Data provided:

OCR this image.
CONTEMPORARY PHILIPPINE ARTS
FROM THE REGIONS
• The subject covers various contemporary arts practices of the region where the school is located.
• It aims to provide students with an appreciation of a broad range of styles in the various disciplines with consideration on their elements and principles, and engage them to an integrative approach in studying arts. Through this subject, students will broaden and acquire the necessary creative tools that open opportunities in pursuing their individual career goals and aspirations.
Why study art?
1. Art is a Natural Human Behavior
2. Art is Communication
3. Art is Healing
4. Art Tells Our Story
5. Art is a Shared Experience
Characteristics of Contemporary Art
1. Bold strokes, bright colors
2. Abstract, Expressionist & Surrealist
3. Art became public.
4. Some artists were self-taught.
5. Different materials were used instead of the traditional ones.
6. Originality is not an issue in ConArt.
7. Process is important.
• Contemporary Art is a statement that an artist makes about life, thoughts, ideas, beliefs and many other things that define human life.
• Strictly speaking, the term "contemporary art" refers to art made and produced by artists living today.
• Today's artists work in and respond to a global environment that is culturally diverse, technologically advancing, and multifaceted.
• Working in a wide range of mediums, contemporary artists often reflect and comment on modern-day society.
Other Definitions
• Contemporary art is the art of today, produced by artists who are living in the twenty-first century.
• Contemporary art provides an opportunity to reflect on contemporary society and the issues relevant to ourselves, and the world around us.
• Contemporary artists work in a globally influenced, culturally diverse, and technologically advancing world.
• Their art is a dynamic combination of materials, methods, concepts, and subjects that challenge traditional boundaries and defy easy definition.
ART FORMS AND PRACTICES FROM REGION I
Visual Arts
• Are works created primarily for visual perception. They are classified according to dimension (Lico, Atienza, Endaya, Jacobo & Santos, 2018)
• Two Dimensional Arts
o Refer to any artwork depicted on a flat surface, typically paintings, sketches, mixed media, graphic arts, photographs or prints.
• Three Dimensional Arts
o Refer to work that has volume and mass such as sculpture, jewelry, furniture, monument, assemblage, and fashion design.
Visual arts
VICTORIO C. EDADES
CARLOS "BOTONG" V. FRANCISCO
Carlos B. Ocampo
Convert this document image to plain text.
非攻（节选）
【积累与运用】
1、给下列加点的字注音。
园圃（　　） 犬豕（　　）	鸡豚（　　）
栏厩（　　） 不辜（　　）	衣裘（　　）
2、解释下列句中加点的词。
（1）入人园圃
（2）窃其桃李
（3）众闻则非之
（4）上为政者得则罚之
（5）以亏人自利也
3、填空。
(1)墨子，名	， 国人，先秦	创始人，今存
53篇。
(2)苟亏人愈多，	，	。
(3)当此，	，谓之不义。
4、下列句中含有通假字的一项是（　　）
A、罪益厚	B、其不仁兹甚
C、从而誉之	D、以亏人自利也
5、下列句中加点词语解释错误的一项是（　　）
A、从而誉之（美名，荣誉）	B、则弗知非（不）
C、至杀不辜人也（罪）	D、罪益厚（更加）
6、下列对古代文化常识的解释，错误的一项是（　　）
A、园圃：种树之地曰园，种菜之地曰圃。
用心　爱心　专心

Job: Gather up, from the records above, each line where the word "living" appears.

Completed task:
• Strictly speaking, the term "contemporary art" refers to art made and produced by artists living today.
• Contemporary art is the art of today, produced by artists who are living in the twenty-first century.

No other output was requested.